SHORT PROBLEM: Using the listing beneath this task, count the lines with the word "Science" and write only the result.

[Some records]
--*--

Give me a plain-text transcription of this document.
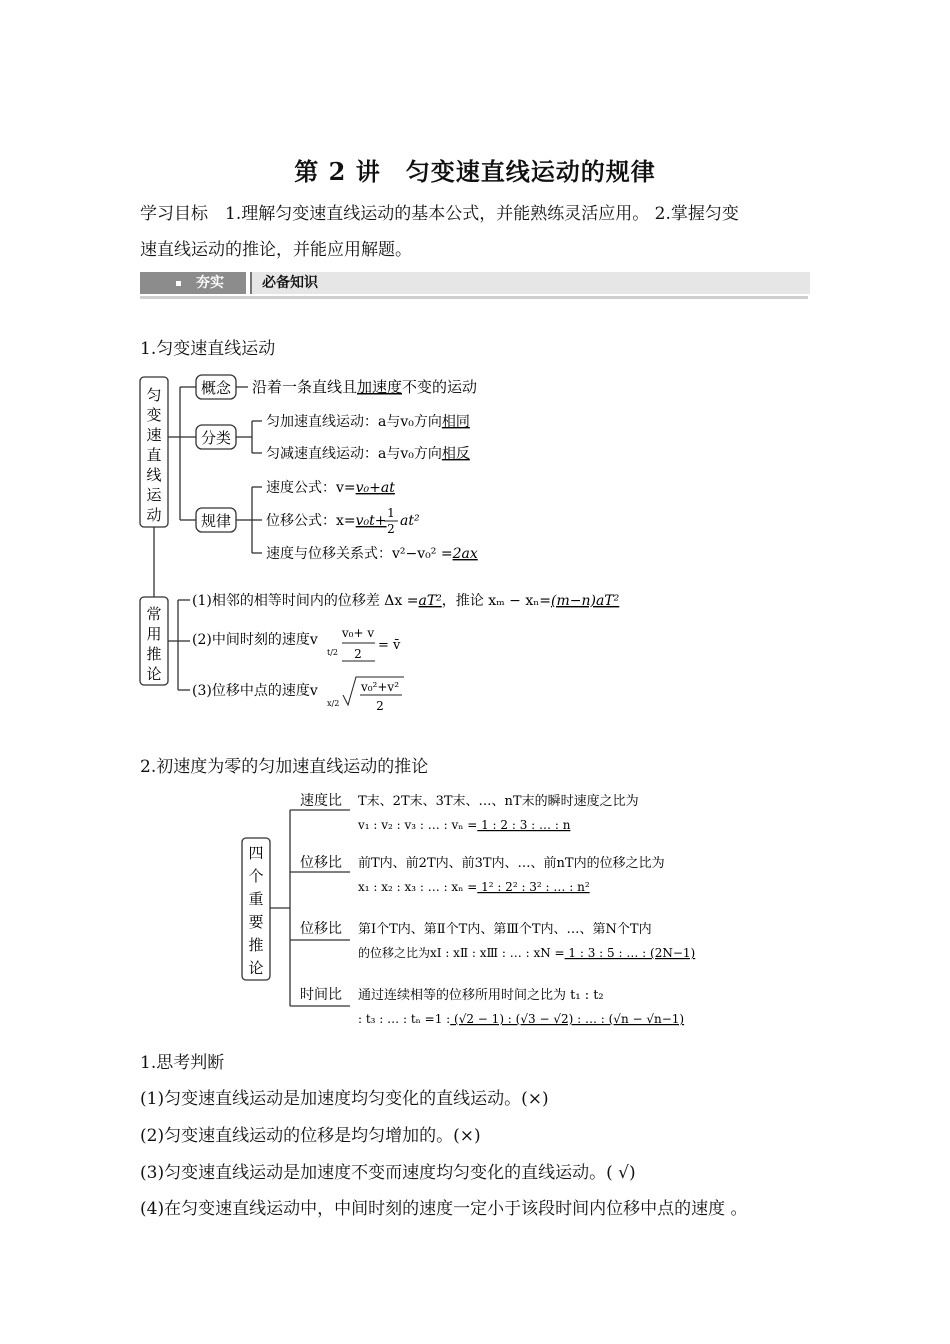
第 2 讲　匀变速直线运动的规律
学习目标　1.理解匀变速直线运动的基本公式，并能熟练灵活应用。 2.掌握匀变
速直线运动的推论，并能应用解题。
夯实	必备知识
1.匀变速直线运动
匀
变
速
直
线
运
动
常
用
推
论
概念
分类
规律
沿着一条直线且加速度不变的运动
匀加速直线运动：a与v₀方向相同
匀减速直线运动：a与v₀方向相反
速度公式：v=v₀+at
位移公式：x=v₀t+ 1
2 at²
速度与位移关系式：v²−v₀² =2ax
(1)相邻的相等时间内的位移差 Δx =aT²，推论 xₘ − xₙ=(m−n)aT²
(2)中间时刻的速度v
t/2
v₀+ v
2
= v̄
(3)位移中点的速度v
x/2
v₀²+v²
2
2.初速度为零的匀加速直线运动的推论
四
个
重
要
推
论
速度比 T末、2T末、3T末、…、nT末的瞬时速度之比为
v₁ : v₂ : v₃ : … : vₙ = 1 : 2 : 3 : … : n
位移比 前T内、前2T内、前3T内、…、前nT内的位移之比为
x₁ : x₂ : x₃ : … : xₙ = 1² : 2² : 3² : … : n²
位移比 第Ⅰ个T内、第Ⅱ个T内、第Ⅲ个T内、…、第N个T内
的位移之比为xⅠ : xⅡ : xⅢ : … : xN = 1 : 3 : 5 : … : (2N−1)
时间比 通过连续相等的位移所用时间之比为 t₁ : t₂
: t₃ : … : tₙ =1 : (√2 − 1) : (√3 − √2) : … : (√n − √n−1)
1.思考判断
(1)匀变速直线运动是加速度均匀变化的直线运动。(×)
(2)匀变速直线运动的位移是均匀增加的。(×)
(3)匀变速直线运动是加速度不变而速度均匀变化的直线运动。( √)
(4)在匀变速直线运动中，中间时刻的速度一定小于该段时间内位移中点的速度 。
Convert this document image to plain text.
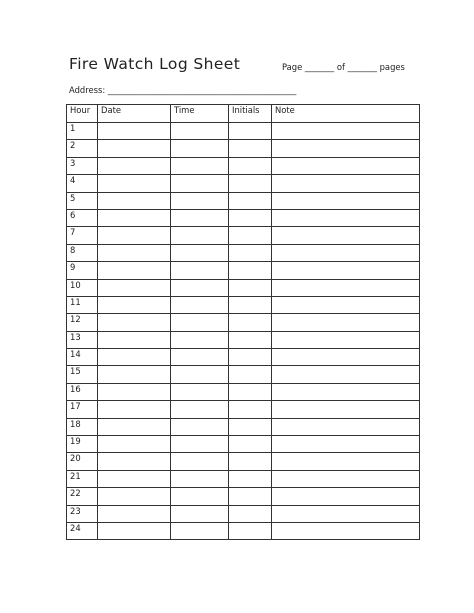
Fire Watch Log Sheet	Page _______ of _______ pages
Address: _____________________________________________
Hour	Date	Time	Initials	Note
1				
2				
3				
4				
5				
6				
7				
8				
9				
10				
11				
12				
13				
14				
15				
16				
17				
18				
19				
20				
21				
22				
23				
24				
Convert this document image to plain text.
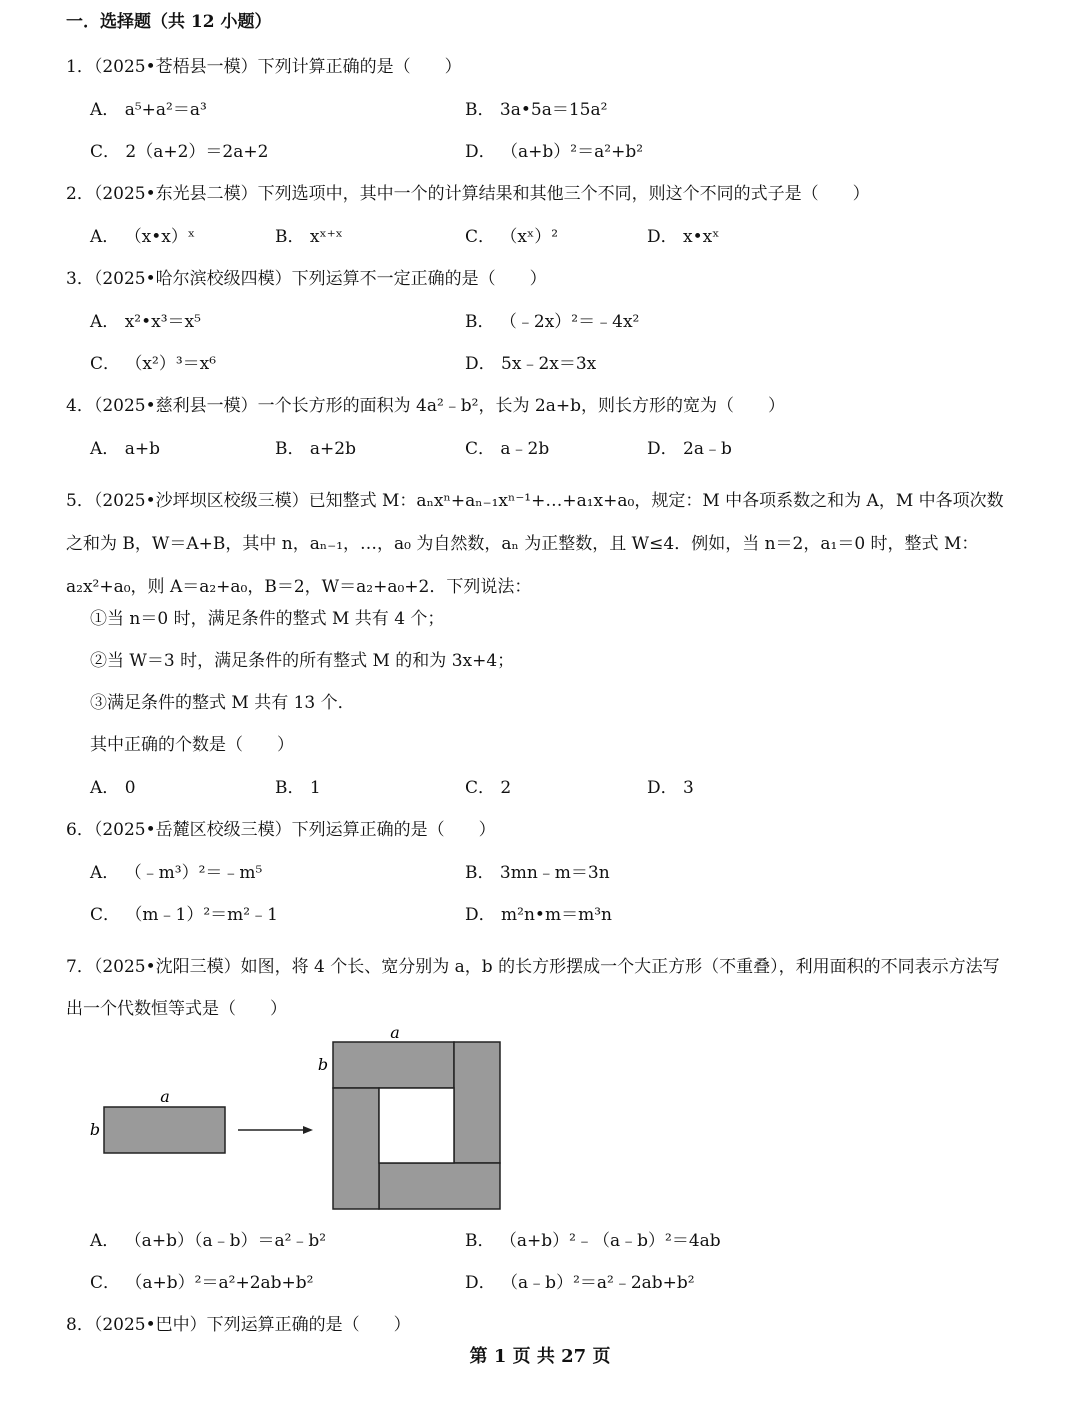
一．选择题（共 12 小题）
1．（2025•苍梧县一模）下列计算正确的是（　　）
A． a⁵+a²＝a³	B． 3a•5a＝15a²
C． 2（a+2）＝2a+2	D． （a+b）²＝a²+b²
2．（2025•东光县二模）下列选项中，其中一个的计算结果和其他三个不同，则这个不同的式子是（　　）
A． （x•x）ˣ	B． xˣ⁺ˣ	C． （xˣ）²	D． x•xˣ
3．（2025•哈尔滨校级四模）下列运算不一定正确的是（　　）
A． x²•x³＝x⁵	B． （﹣2x）²＝﹣4x²
C． （x²）³＝x⁶	D． 5x﹣2x＝3x
4．（2025•慈利县一模）一个长方形的面积为 4a²﹣b²，长为 2a+b，则长方形的宽为（　　）
A． a+b	B． a+2b	C． a﹣2b	D． 2a﹣b
5．（2025•沙坪坝区校级三模）已知整式 M：aₙxⁿ+aₙ₋₁xⁿ⁻¹+…+a₁x+a₀，规定：M 中各项系数之和为 A，M 中各项次数之和为 B，W＝A+B，其中 n，aₙ₋₁，…，a₀ 为自然数，aₙ 为正整数，且 W≤4．例如，当 n＝2，a₁＝0 时，整式 M：a₂x²+a₀，则 A＝a₂+a₀，B＝2，W＝a₂+a₀+2．下列说法：
①当 n＝0 时，满足条件的整式 M 共有 4 个；
②当 W＝3 时，满足条件的所有整式 M 的和为 3x+4；
③满足条件的整式 M 共有 13 个．
其中正确的个数是（　　）
A． 0	B． 1	C． 2	D． 3
6．（2025•岳麓区校级三模）下列运算正确的是（　　）
A． （﹣m³）²＝﹣m⁵	B． 3mn﹣m＝3n
C． （m﹣1）²＝m²﹣1	D． m²n•m＝m³n
7．（2025•沈阳三模）如图，将 4 个长、宽分别为 a，b 的长方形摆成一个大正方形（不重叠），利用面积的不同表示方法写出一个代数恒等式是（　　）
a
b
a
b
A． （a+b）（a﹣b）＝a²﹣b²	B． （a+b）²﹣（a﹣b）²＝4ab
C． （a+b）²＝a²+2ab+b²	D． （a﹣b）²＝a²﹣2ab+b²
8．（2025•巴中）下列运算正确的是（　　）
第 1 页 共 27 页
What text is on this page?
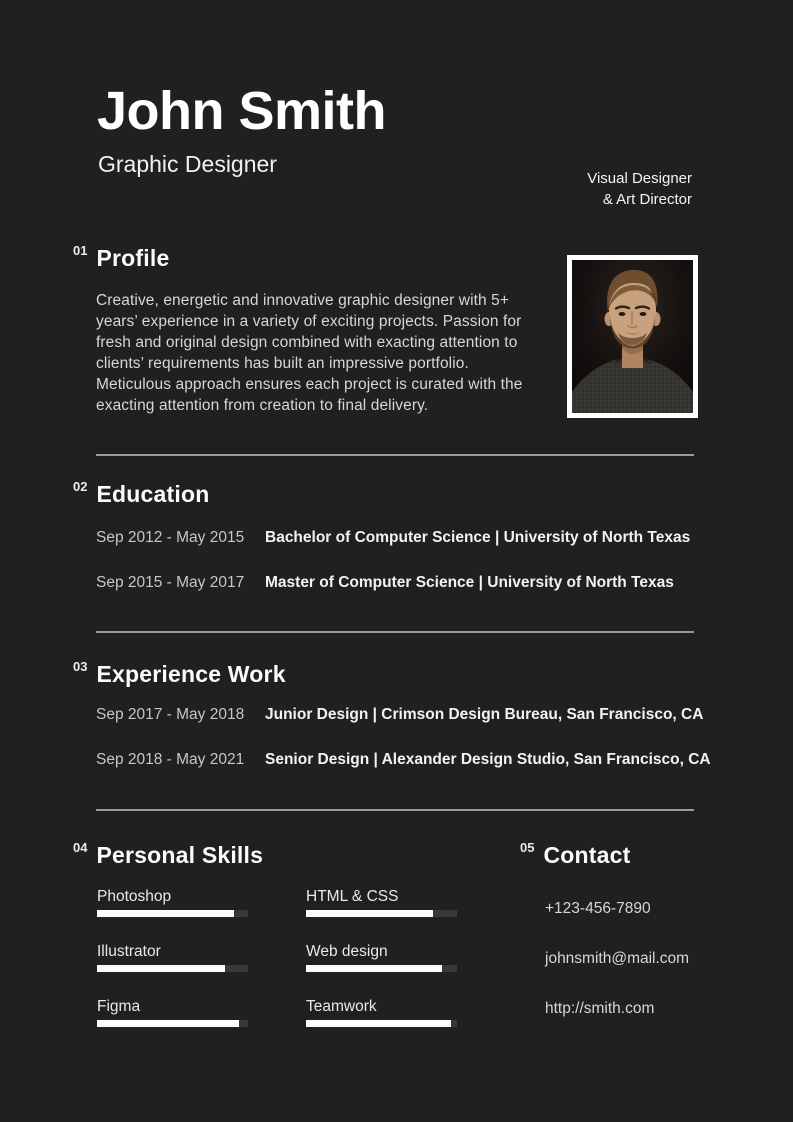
John Smith
Graphic Designer
Visual Designer
& Art Director
01 Profile

Creative, energetic and innovative graphic designer with 5+ years’ experience in a variety of exciting projects. Passion for fresh and original design combined with exacting attention to clients’ requirements has built an impressive portfolio. Meticulous approach ensures each project is curated with the exacting attention from creation to final delivery.

02 Education
Sep 2012 - May 2015	Bachelor of Computer Science | University of North Texas
Sep 2015 - May 2017	Master of Computer Science | University of North Texas
03 Experience Work
Sep 2017 - May 2018	Junior Design | Crimson Design Bureau, San Francisco, CA
Sep 2018 - May 2021	Senior Design | Alexander Design Studio, San Francisco, CA
04 Personal Skills
Photoshop
Illustrator
Figma
HTML & CSS
Web design
Teamwork
05 Contact
+123-456-7890
johnsmith@mail.com
http://smith.com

--*--

RESPONSE BELOW: 2